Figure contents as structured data
────

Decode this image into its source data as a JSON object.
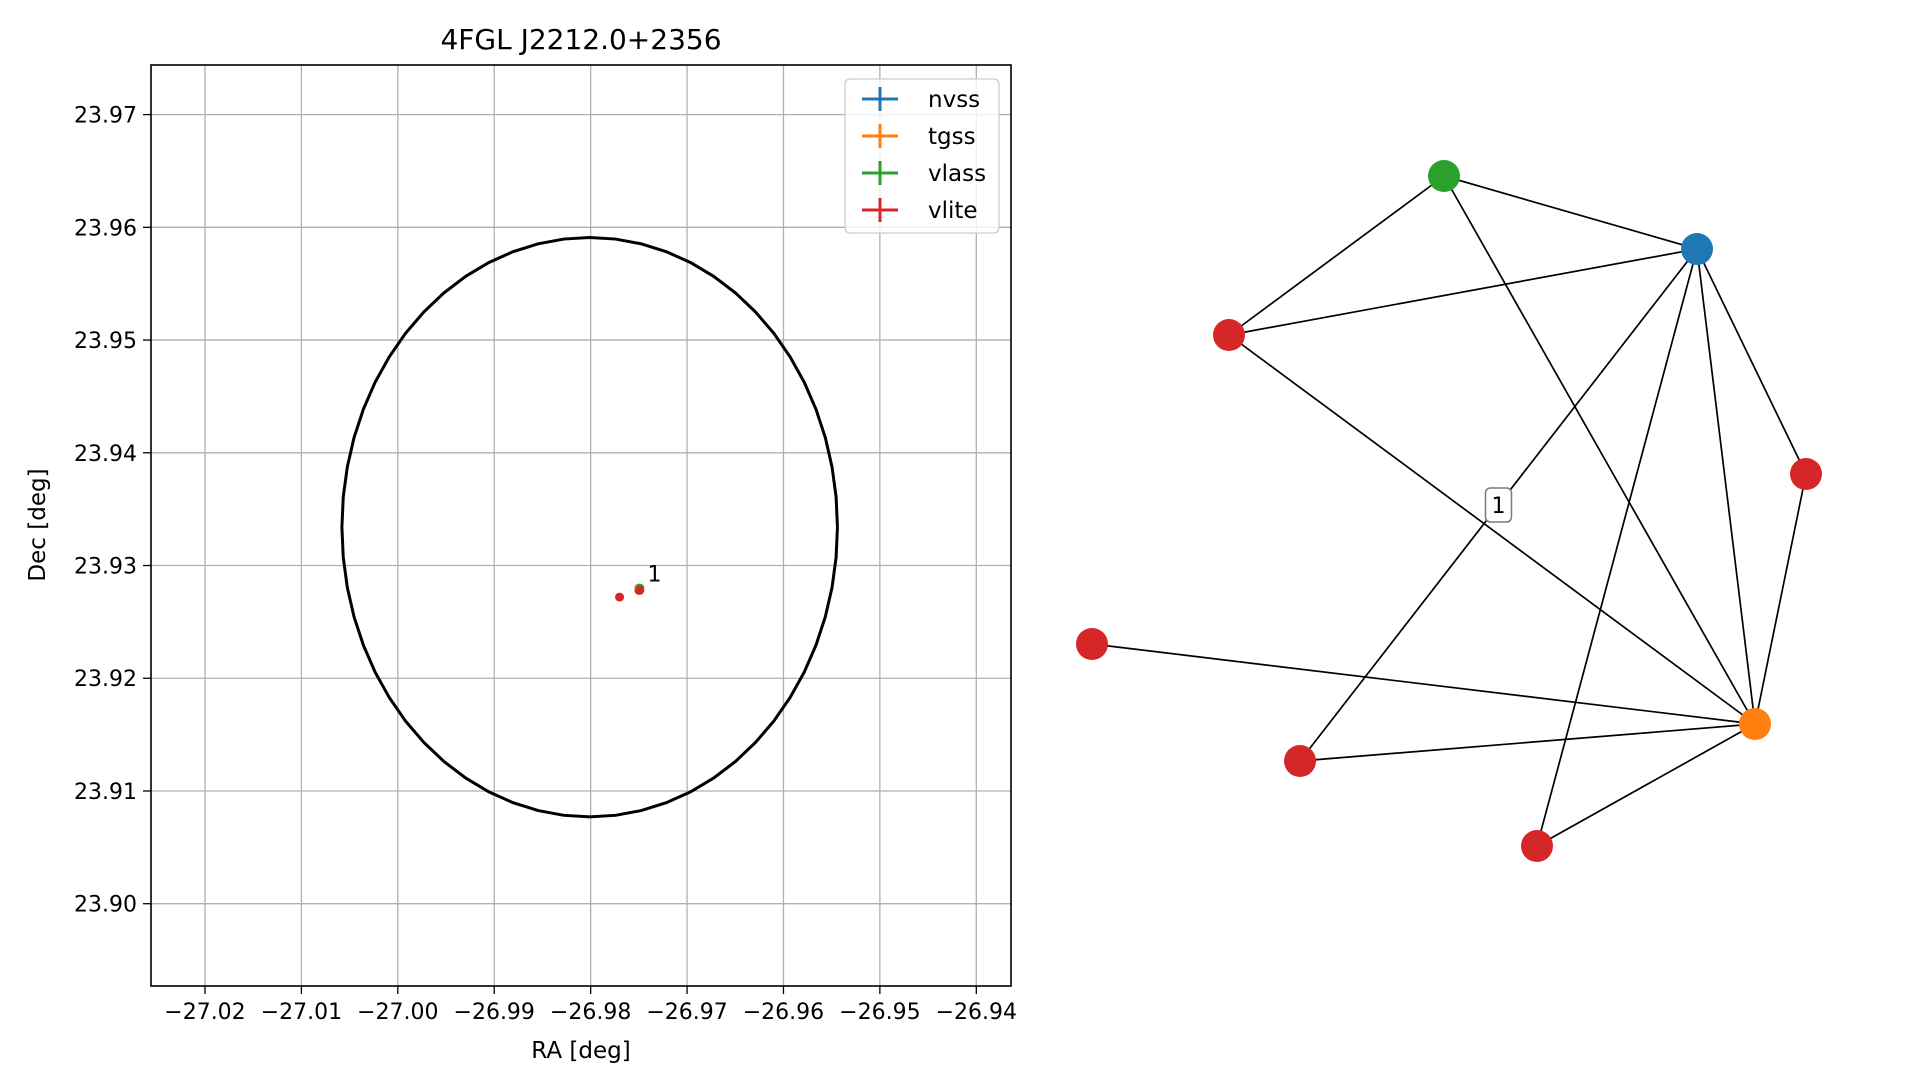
{
  "chart_data": [
    {
      "type": "scatter",
      "title": "4FGL J2212.0+2356",
      "xlabel": "RA [deg]",
      "ylabel": "Dec [deg]",
      "xlim": [
        -27.0256,
        -26.9364
      ],
      "ylim": [
        23.8927,
        23.9744
      ],
      "xticks": [
        -27.02,
        -27.01,
        -27.0,
        -26.99,
        -26.98,
        -26.97,
        -26.96,
        -26.95,
        -26.94
      ],
      "xtick_labels": [
        "−27.02",
        "−27.01",
        "−27.00",
        "−26.99",
        "−26.98",
        "−26.97",
        "−26.96",
        "−26.95",
        "−26.94"
      ],
      "yticks": [
        23.9,
        23.91,
        23.92,
        23.93,
        23.94,
        23.95,
        23.96,
        23.97
      ],
      "ytick_labels": [
        "23.90",
        "23.91",
        "23.92",
        "23.93",
        "23.94",
        "23.95",
        "23.96",
        "23.97"
      ],
      "grid": true,
      "legend_position": "top-right",
      "legend": [
        {
          "label": "nvss",
          "color": "#1f77b4"
        },
        {
          "label": "tgss",
          "color": "#ff7f0e"
        },
        {
          "label": "vlass",
          "color": "#2ca02c"
        },
        {
          "label": "vlite",
          "color": "#d62728"
        }
      ],
      "circle": {
        "center_ra": -26.9801,
        "center_dec": 23.9334,
        "radius_deg": 0.0257,
        "color": "#000000"
      },
      "points": [
        {
          "survey": "vlite",
          "ra": -26.977,
          "dec": 23.9272,
          "color": "#d62728"
        },
        {
          "survey": "vlite",
          "ra": -26.975,
          "dec": 23.9278,
          "color": "#d62728"
        },
        {
          "survey": "nvss",
          "ra": -26.975,
          "dec": 23.9279,
          "color": "#1f77b4"
        },
        {
          "survey": "tgss",
          "ra": -26.975,
          "dec": 23.928,
          "color": "#ff7f0e"
        },
        {
          "survey": "vlass",
          "ra": -26.9749,
          "dec": 23.928,
          "color": "#2ca02c"
        },
        {
          "survey": "vlite",
          "ra": -26.9749,
          "dec": 23.9278,
          "color": "#d62728"
        }
      ],
      "annotations": [
        {
          "text": "1",
          "ra": -26.9741,
          "dec": 23.9286
        }
      ]
    },
    {
      "type": "network",
      "nodes": [
        {
          "id": "vlass",
          "color": "#2ca02c"
        },
        {
          "id": "nvss",
          "color": "#1f77b4"
        },
        {
          "id": "vlite_a",
          "color": "#d62728"
        },
        {
          "id": "vlite_b",
          "color": "#d62728"
        },
        {
          "id": "vlite_c",
          "color": "#d62728"
        },
        {
          "id": "vlite_d",
          "color": "#d62728"
        },
        {
          "id": "vlite_e",
          "color": "#d62728"
        },
        {
          "id": "tgss",
          "color": "#ff7f0e"
        }
      ],
      "edges": [
        [
          "vlass",
          "nvss"
        ],
        [
          "vlass",
          "vlite_a"
        ],
        [
          "vlass",
          "tgss"
        ],
        [
          "nvss",
          "vlite_a"
        ],
        [
          "nvss",
          "vlite_b"
        ],
        [
          "nvss",
          "vlite_d"
        ],
        [
          "nvss",
          "vlite_e"
        ],
        [
          "nvss",
          "tgss"
        ],
        [
          "vlite_a",
          "tgss"
        ],
        [
          "vlite_b",
          "tgss"
        ],
        [
          "vlite_c",
          "tgss"
        ],
        [
          "vlite_d",
          "tgss"
        ],
        [
          "vlite_e",
          "tgss"
        ]
      ],
      "edge_labels": [
        {
          "text": "1"
        }
      ]
    }
  ]
}
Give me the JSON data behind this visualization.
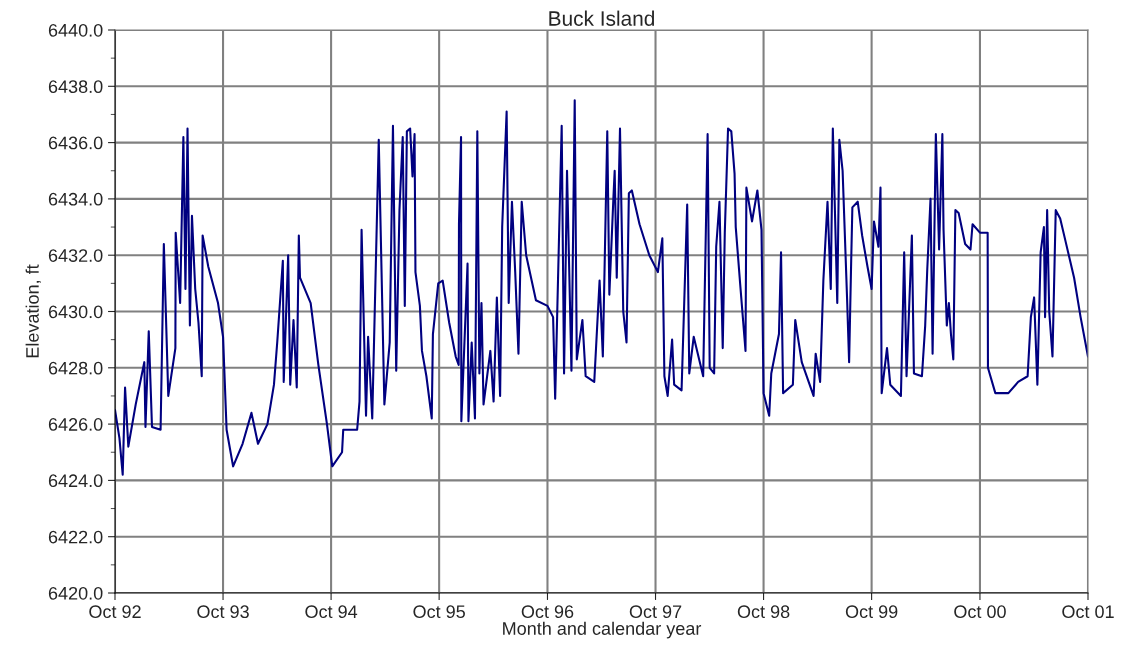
{
  "chart_data": {
    "type": "line",
    "title": "Buck Island",
    "xlabel": "Month and calendar year",
    "ylabel": "Elevation, ft",
    "xlim": [
      "1992-10-01",
      "2001-10-01"
    ],
    "xticks": [
      {
        "value": "1992-10-01",
        "label": "Oct 92"
      },
      {
        "value": "1993-10-01",
        "label": "Oct 93"
      },
      {
        "value": "1994-10-01",
        "label": "Oct 94"
      },
      {
        "value": "1995-10-01",
        "label": "Oct 95"
      },
      {
        "value": "1996-10-01",
        "label": "Oct 96"
      },
      {
        "value": "1997-10-01",
        "label": "Oct 97"
      },
      {
        "value": "1998-10-01",
        "label": "Oct 98"
      },
      {
        "value": "1999-10-01",
        "label": "Oct 99"
      },
      {
        "value": "2000-10-01",
        "label": "Oct 00"
      },
      {
        "value": "2001-10-01",
        "label": "Oct 01"
      }
    ],
    "ylim": [
      6420,
      6440
    ],
    "yticks": [
      {
        "value": 6420,
        "label": "6420.0"
      },
      {
        "value": 6421,
        "label": null
      },
      {
        "value": 6422,
        "label": "6422.0"
      },
      {
        "value": 6423,
        "label": null
      },
      {
        "value": 6424,
        "label": "6424.0"
      },
      {
        "value": 6425,
        "label": null
      },
      {
        "value": 6426,
        "label": "6426.0"
      },
      {
        "value": 6427,
        "label": null
      },
      {
        "value": 6428,
        "label": "6428.0"
      },
      {
        "value": 6429,
        "label": null
      },
      {
        "value": 6430,
        "label": "6430.0"
      },
      {
        "value": 6431,
        "label": null
      },
      {
        "value": 6432,
        "label": "6432.0"
      },
      {
        "value": 6433,
        "label": null
      },
      {
        "value": 6434,
        "label": "6434.0"
      },
      {
        "value": 6435,
        "label": null
      },
      {
        "value": 6436,
        "label": "6436.0"
      },
      {
        "value": 6437,
        "label": null
      },
      {
        "value": 6438,
        "label": "6438.0"
      },
      {
        "value": 6439,
        "label": null
      },
      {
        "value": 6440,
        "label": "6440.0"
      }
    ],
    "grid": true,
    "marker": "none",
    "line_style": "solid",
    "series": [
      {
        "color": "#000080",
        "x": [
          "1992-10-01",
          "1992-10-16",
          "1992-10-27",
          "1992-11-04",
          "1992-11-15",
          "1992-12-10",
          "1993-01-08",
          "1993-01-12",
          "1993-01-23",
          "1993-02-03",
          "1993-03-04",
          "1993-03-15",
          "1993-03-30",
          "1993-04-23",
          "1993-04-24",
          "1993-05-09",
          "1993-05-20",
          "1993-05-27",
          "1993-06-03",
          "1993-06-11",
          "1993-06-18",
          "1993-06-29",
          "1993-07-10",
          "1993-07-21",
          "1993-07-24",
          "1993-08-12",
          "1993-09-14",
          "1993-10-01",
          "1993-10-13",
          "1993-11-04",
          "1993-12-06",
          "1994-01-05",
          "1994-01-27",
          "1994-02-28",
          "1994-03-22",
          "1994-04-02",
          "1994-04-21",
          "1994-04-24",
          "1994-05-09",
          "1994-05-16",
          "1994-05-27",
          "1994-06-07",
          "1994-06-14",
          "1994-06-18",
          "1994-07-24",
          "1994-08-19",
          "1994-09-17",
          "1994-10-05",
          "1994-11-07",
          "1994-11-11",
          "1994-12-28",
          "1995-01-05",
          "1995-01-12",
          "1995-01-27",
          "1995-02-03",
          "1995-02-17",
          "1995-03-11",
          "1995-03-30",
          "1995-04-17",
          "1995-04-28",
          "1995-05-09",
          "1995-05-20",
          "1995-05-31",
          "1995-06-07",
          "1995-06-14",
          "1995-06-25",
          "1995-07-03",
          "1995-07-10",
          "1995-07-13",
          "1995-07-28",
          "1995-08-04",
          "1995-08-19",
          "1995-09-06",
          "1995-09-10",
          "1995-09-28",
          "1995-10-13",
          "1995-11-04",
          "1995-11-26",
          "1995-12-06",
          "1995-12-07",
          "1995-12-14",
          "1995-12-15",
          "1996-01-05",
          "1996-01-08",
          "1996-01-19",
          "1996-01-30",
          "1996-02-07",
          "1996-02-14",
          "1996-02-21",
          "1996-02-28",
          "1996-03-22",
          "1996-04-02",
          "1996-04-13",
          "1996-04-24",
          "1996-05-01",
          "1996-05-16",
          "1996-05-23",
          "1996-06-03",
          "1996-06-14",
          "1996-06-25",
          "1996-07-06",
          "1996-07-21",
          "1996-08-23",
          "1996-10-01",
          "1996-10-20",
          "1996-10-27",
          "1996-11-18",
          "1996-11-26",
          "1996-12-06",
          "1996-12-21",
          "1997-01-01",
          "1997-01-08",
          "1997-01-27",
          "1997-02-07",
          "1997-03-08",
          "1997-03-26",
          "1997-04-06",
          "1997-04-21",
          "1997-04-28",
          "1997-05-12",
          "1997-05-16",
          "1997-05-23",
          "1997-06-03",
          "1997-06-14",
          "1997-06-25",
          "1997-07-03",
          "1997-07-13",
          "1997-08-08",
          "1997-09-10",
          "1997-10-09",
          "1997-10-24",
          "1997-10-31",
          "1997-11-11",
          "1997-11-26",
          "1997-12-03",
          "1997-12-28",
          "1998-01-16",
          "1998-01-23",
          "1998-02-07",
          "1998-03-11",
          "1998-03-26",
          "1998-04-02",
          "1998-04-17",
          "1998-04-24",
          "1998-05-05",
          "1998-05-16",
          "1998-05-23",
          "1998-06-03",
          "1998-06-14",
          "1998-06-25",
          "1998-06-29",
          "1998-07-13",
          "1998-08-01",
          "1998-08-04",
          "1998-08-23",
          "1998-09-10",
          "1998-09-24",
          "1998-10-01",
          "1998-10-20",
          "1998-10-27",
          "1998-11-22",
          "1998-11-29",
          "1998-12-06",
          "1999-01-08",
          "1999-01-16",
          "1999-02-07",
          "1999-03-19",
          "1999-03-26",
          "1999-04-10",
          "1999-04-21",
          "1999-05-05",
          "1999-05-16",
          "1999-05-23",
          "1999-06-07",
          "1999-06-14",
          "1999-06-25",
          "1999-07-10",
          "1999-07-17",
          "1999-07-24",
          "1999-07-28",
          "1999-08-15",
          "1999-08-30",
          "1999-09-17",
          "1999-10-01",
          "1999-10-09",
          "1999-10-24",
          "1999-10-31",
          "1999-11-04",
          "1999-11-22",
          "1999-12-03",
          "2000-01-08",
          "2000-01-19",
          "2000-01-27",
          "2000-02-14",
          "2000-02-21",
          "2000-03-19",
          "2000-03-30",
          "2000-04-06",
          "2000-04-17",
          "2000-04-24",
          "2000-05-05",
          "2000-05-16",
          "2000-05-27",
          "2000-05-31",
          "2000-06-11",
          "2000-06-18",
          "2000-06-25",
          "2000-07-03",
          "2000-07-10",
          "2000-07-21",
          "2000-08-12",
          "2000-08-30",
          "2000-09-06",
          "2000-10-01",
          "2000-10-27",
          "2000-10-28",
          "2000-11-22",
          "2001-01-05",
          "2001-02-07",
          "2001-03-11",
          "2001-03-22",
          "2001-04-02",
          "2001-04-13",
          "2001-04-24",
          "2001-05-05",
          "2001-05-09",
          "2001-05-16",
          "2001-05-23",
          "2001-06-03",
          "2001-06-14",
          "2001-06-29",
          "2001-07-17",
          "2001-08-15",
          "2001-09-06",
          "2001-10-01"
        ],
        "values": [
          6426.5,
          6425.5,
          6424.2,
          6427.3,
          6425.2,
          6426.7,
          6428.2,
          6425.9,
          6429.3,
          6425.9,
          6425.8,
          6432.4,
          6427.0,
          6428.7,
          6432.8,
          6430.3,
          6436.2,
          6430.8,
          6436.5,
          6429.5,
          6433.4,
          6430.8,
          6429.6,
          6427.7,
          6432.7,
          6431.6,
          6430.3,
          6429.1,
          6425.8,
          6424.5,
          6425.3,
          6426.4,
          6425.3,
          6426.0,
          6427.4,
          6428.9,
          6431.8,
          6427.5,
          6432.0,
          6427.4,
          6429.7,
          6427.3,
          6432.7,
          6431.2,
          6430.3,
          6428.1,
          6426.0,
          6424.5,
          6425.0,
          6425.8,
          6425.8,
          6426.8,
          6432.9,
          6426.3,
          6429.1,
          6426.2,
          6436.1,
          6426.7,
          6428.9,
          6436.6,
          6427.9,
          6433.6,
          6436.2,
          6430.2,
          6436.4,
          6436.5,
          6434.8,
          6436.3,
          6431.4,
          6430.2,
          6428.6,
          6427.7,
          6426.2,
          6429.2,
          6431.0,
          6431.1,
          6429.6,
          6428.4,
          6428.1,
          6433.1,
          6436.2,
          6426.1,
          6431.7,
          6426.1,
          6428.9,
          6426.2,
          6436.4,
          6427.8,
          6430.3,
          6426.7,
          6428.6,
          6426.8,
          6430.5,
          6427.0,
          6433.0,
          6437.1,
          6430.3,
          6433.9,
          6431.4,
          6428.5,
          6433.9,
          6432.0,
          6430.4,
          6430.2,
          6429.8,
          6426.9,
          6436.6,
          6427.8,
          6435.0,
          6427.9,
          6437.5,
          6428.3,
          6429.7,
          6427.7,
          6427.5,
          6431.1,
          6428.4,
          6436.4,
          6430.6,
          6434.1,
          6435.0,
          6431.2,
          6436.5,
          6430.0,
          6428.9,
          6434.2,
          6434.3,
          6433.1,
          6432.0,
          6431.4,
          6432.6,
          6427.7,
          6427.0,
          6429.0,
          6427.4,
          6427.2,
          6433.8,
          6427.8,
          6429.1,
          6427.7,
          6436.3,
          6428.0,
          6427.8,
          6432.3,
          6433.9,
          6428.7,
          6432.8,
          6436.5,
          6436.4,
          6434.9,
          6433.0,
          6431.1,
          6428.6,
          6434.4,
          6433.2,
          6434.3,
          6432.9,
          6427.1,
          6426.3,
          6427.8,
          6429.2,
          6432.1,
          6427.1,
          6427.4,
          6429.7,
          6428.2,
          6427.0,
          6428.5,
          6427.5,
          6431.1,
          6433.9,
          6430.8,
          6436.5,
          6430.3,
          6436.1,
          6435.0,
          6430.5,
          6428.2,
          6431.8,
          6433.7,
          6433.9,
          6432.7,
          6431.6,
          6430.8,
          6433.2,
          6432.3,
          6434.4,
          6427.1,
          6428.7,
          6427.4,
          6427.0,
          6432.1,
          6427.7,
          6432.7,
          6427.8,
          6427.7,
          6429.5,
          6431.5,
          6434.0,
          6428.5,
          6436.3,
          6432.2,
          6436.3,
          6432.9,
          6429.5,
          6430.3,
          6429.2,
          6428.3,
          6433.6,
          6433.5,
          6432.4,
          6432.2,
          6433.1,
          6432.8,
          6432.8,
          6428.0,
          6427.1,
          6427.1,
          6427.5,
          6427.7,
          6429.8,
          6430.5,
          6427.4,
          6432.1,
          6433.0,
          6429.8,
          6433.6,
          6430.0,
          6428.4,
          6433.6,
          6433.3,
          6432.5,
          6431.2,
          6429.8,
          6428.4
        ]
      }
    ]
  }
}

────

Problem to solve: Scan the data above and copy every line with "this" in it.

Written solution:
Decode this image into its source data as a JSON object.
Give me the JSON data behind this visualization.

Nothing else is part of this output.